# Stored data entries
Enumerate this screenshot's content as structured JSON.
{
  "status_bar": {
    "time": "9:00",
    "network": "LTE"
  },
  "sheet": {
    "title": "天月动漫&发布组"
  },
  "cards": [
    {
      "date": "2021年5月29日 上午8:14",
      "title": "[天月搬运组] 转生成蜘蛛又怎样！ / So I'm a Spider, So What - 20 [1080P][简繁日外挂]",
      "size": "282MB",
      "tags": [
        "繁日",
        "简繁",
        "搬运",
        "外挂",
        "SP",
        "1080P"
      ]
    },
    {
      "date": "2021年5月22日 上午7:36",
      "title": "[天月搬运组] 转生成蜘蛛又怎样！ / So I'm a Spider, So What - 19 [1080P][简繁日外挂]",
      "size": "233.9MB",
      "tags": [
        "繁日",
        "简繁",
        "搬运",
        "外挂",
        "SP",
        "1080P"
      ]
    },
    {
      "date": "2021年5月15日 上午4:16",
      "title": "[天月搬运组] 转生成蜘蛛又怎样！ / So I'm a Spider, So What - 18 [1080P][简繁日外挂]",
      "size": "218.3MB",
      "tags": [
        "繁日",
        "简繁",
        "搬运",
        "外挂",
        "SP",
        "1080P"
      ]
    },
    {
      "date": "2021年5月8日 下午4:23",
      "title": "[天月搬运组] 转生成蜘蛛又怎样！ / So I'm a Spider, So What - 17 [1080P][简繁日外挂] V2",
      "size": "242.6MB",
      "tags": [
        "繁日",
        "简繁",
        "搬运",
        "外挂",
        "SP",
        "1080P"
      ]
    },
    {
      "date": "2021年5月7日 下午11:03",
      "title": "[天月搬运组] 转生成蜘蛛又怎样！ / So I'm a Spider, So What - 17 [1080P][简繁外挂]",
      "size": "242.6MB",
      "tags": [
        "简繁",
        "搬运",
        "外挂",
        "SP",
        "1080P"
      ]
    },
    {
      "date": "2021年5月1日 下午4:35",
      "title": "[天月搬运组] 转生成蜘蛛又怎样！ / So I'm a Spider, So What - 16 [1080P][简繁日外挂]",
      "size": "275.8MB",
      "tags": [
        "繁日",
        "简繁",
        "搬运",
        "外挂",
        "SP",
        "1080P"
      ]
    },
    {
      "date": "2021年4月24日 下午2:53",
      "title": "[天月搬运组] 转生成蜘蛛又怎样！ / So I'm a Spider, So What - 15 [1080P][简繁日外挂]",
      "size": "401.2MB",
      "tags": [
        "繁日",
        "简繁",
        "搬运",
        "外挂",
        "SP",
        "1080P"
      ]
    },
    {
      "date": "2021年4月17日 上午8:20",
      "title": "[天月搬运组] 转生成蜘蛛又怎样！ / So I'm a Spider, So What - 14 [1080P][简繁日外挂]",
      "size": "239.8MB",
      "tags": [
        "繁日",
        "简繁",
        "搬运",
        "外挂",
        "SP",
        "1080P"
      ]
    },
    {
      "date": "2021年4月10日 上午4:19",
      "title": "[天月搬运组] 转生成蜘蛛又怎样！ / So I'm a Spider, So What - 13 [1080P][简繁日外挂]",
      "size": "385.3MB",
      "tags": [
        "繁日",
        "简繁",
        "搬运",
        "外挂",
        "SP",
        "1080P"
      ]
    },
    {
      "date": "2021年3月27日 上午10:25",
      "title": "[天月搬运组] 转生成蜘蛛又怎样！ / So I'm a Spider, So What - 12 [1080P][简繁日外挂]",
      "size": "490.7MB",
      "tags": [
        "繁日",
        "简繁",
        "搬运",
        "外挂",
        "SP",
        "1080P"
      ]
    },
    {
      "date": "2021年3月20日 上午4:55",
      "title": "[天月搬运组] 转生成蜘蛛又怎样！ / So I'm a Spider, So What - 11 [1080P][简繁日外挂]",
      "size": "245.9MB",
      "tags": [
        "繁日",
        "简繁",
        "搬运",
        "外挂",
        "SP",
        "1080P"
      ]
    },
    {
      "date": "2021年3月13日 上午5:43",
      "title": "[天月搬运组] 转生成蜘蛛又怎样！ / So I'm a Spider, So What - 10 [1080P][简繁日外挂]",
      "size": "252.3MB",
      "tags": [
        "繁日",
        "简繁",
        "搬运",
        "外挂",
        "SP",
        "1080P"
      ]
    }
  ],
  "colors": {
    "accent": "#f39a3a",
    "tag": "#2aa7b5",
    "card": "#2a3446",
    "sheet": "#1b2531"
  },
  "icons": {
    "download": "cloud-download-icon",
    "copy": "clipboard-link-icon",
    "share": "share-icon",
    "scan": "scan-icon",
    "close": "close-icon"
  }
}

# TASK BRIEF
Reproduce all of the material above word for word.

# EXERCISE RESPONSE
Enumerate this screenshot's content as structured JSON.
{
  "status_bar": {
    "time": "9:00",
    "network": "LTE"
  },
  "sheet": {
    "title": "天月动漫&发布组"
  },
  "cards": [
    {
      "date": "2021年5月29日 上午8:14",
      "title": "[天月搬运组] 转生成蜘蛛又怎样！ / So I'm a Spider, So What - 20 [1080P][简繁日外挂]",
      "size": "282MB",
      "tags": [
        "繁日",
        "简繁",
        "搬运",
        "外挂",
        "SP",
        "1080P"
      ]
    },
    {
      "date": "2021年5月22日 上午7:36",
      "title": "[天月搬运组] 转生成蜘蛛又怎样！ / So I'm a Spider, So What - 19 [1080P][简繁日外挂]",
      "size": "233.9MB",
      "tags": [
        "繁日",
        "简繁",
        "搬运",
        "外挂",
        "SP",
        "1080P"
      ]
    },
    {
      "date": "2021年5月15日 上午4:16",
      "title": "[天月搬运组] 转生成蜘蛛又怎样！ / So I'm a Spider, So What - 18 [1080P][简繁日外挂]",
      "size": "218.3MB",
      "tags": [
        "繁日",
        "简繁",
        "搬运",
        "外挂",
        "SP",
        "1080P"
      ]
    },
    {
      "date": "2021年5月8日 下午4:23",
      "title": "[天月搬运组] 转生成蜘蛛又怎样！ / So I'm a Spider, So What - 17 [1080P][简繁日外挂] V2",
      "size": "242.6MB",
      "tags": [
        "繁日",
        "简繁",
        "搬运",
        "外挂",
        "SP",
        "1080P"
      ]
    },
    {
      "date": "2021年5月7日 下午11:03",
      "title": "[天月搬运组] 转生成蜘蛛又怎样！ / So I'm a Spider, So What - 17 [1080P][简繁外挂]",
      "size": "242.6MB",
      "tags": [
        "简繁",
        "搬运",
        "外挂",
        "SP",
        "1080P"
      ]
    },
    {
      "date": "2021年5月1日 下午4:35",
      "title": "[天月搬运组] 转生成蜘蛛又怎样！ / So I'm a Spider, So What - 16 [1080P][简繁日外挂]",
      "size": "275.8MB",
      "tags": [
        "繁日",
        "简繁",
        "搬运",
        "外挂",
        "SP",
        "1080P"
      ]
    },
    {
      "date": "2021年4月24日 下午2:53",
      "title": "[天月搬运组] 转生成蜘蛛又怎样！ / So I'm a Spider, So What - 15 [1080P][简繁日外挂]",
      "size": "401.2MB",
      "tags": [
        "繁日",
        "简繁",
        "搬运",
        "外挂",
        "SP",
        "1080P"
      ]
    },
    {
      "date": "2021年4月17日 上午8:20",
      "title": "[天月搬运组] 转生成蜘蛛又怎样！ / So I'm a Spider, So What - 14 [1080P][简繁日外挂]",
      "size": "239.8MB",
      "tags": [
        "繁日",
        "简繁",
        "搬运",
        "外挂",
        "SP",
        "1080P"
      ]
    },
    {
      "date": "2021年4月10日 上午4:19",
      "title": "[天月搬运组] 转生成蜘蛛又怎样！ / So I'm a Spider, So What - 13 [1080P][简繁日外挂]",
      "size": "385.3MB",
      "tags": [
        "繁日",
        "简繁",
        "搬运",
        "外挂",
        "SP",
        "1080P"
      ]
    },
    {
      "date": "2021年3月27日 上午10:25",
      "title": "[天月搬运组] 转生成蜘蛛又怎样！ / So I'm a Spider, So What - 12 [1080P][简繁日外挂]",
      "size": "490.7MB",
      "tags": [
        "繁日",
        "简繁",
        "搬运",
        "外挂",
        "SP",
        "1080P"
      ]
    },
    {
      "date": "2021年3月20日 上午4:55",
      "title": "[天月搬运组] 转生成蜘蛛又怎样！ / So I'm a Spider, So What - 11 [1080P][简繁日外挂]",
      "size": "245.9MB",
      "tags": [
        "繁日",
        "简繁",
        "搬运",
        "外挂",
        "SP",
        "1080P"
      ]
    },
    {
      "date": "2021年3月13日 上午5:43",
      "title": "[天月搬运组] 转生成蜘蛛又怎样！ / So I'm a Spider, So What - 10 [1080P][简繁日外挂]",
      "size": "252.3MB",
      "tags": [
        "繁日",
        "简繁",
        "搬运",
        "外挂",
        "SP",
        "1080P"
      ]
    }
  ],
  "colors": {
    "accent": "#f39a3a",
    "tag": "#2aa7b5",
    "card": "#2a3446",
    "sheet": "#1b2531"
  },
  "icons": {
    "download": "cloud-download-icon",
    "copy": "clipboard-link-icon",
    "share": "share-icon",
    "scan": "scan-icon",
    "close": "close-icon"
  }
}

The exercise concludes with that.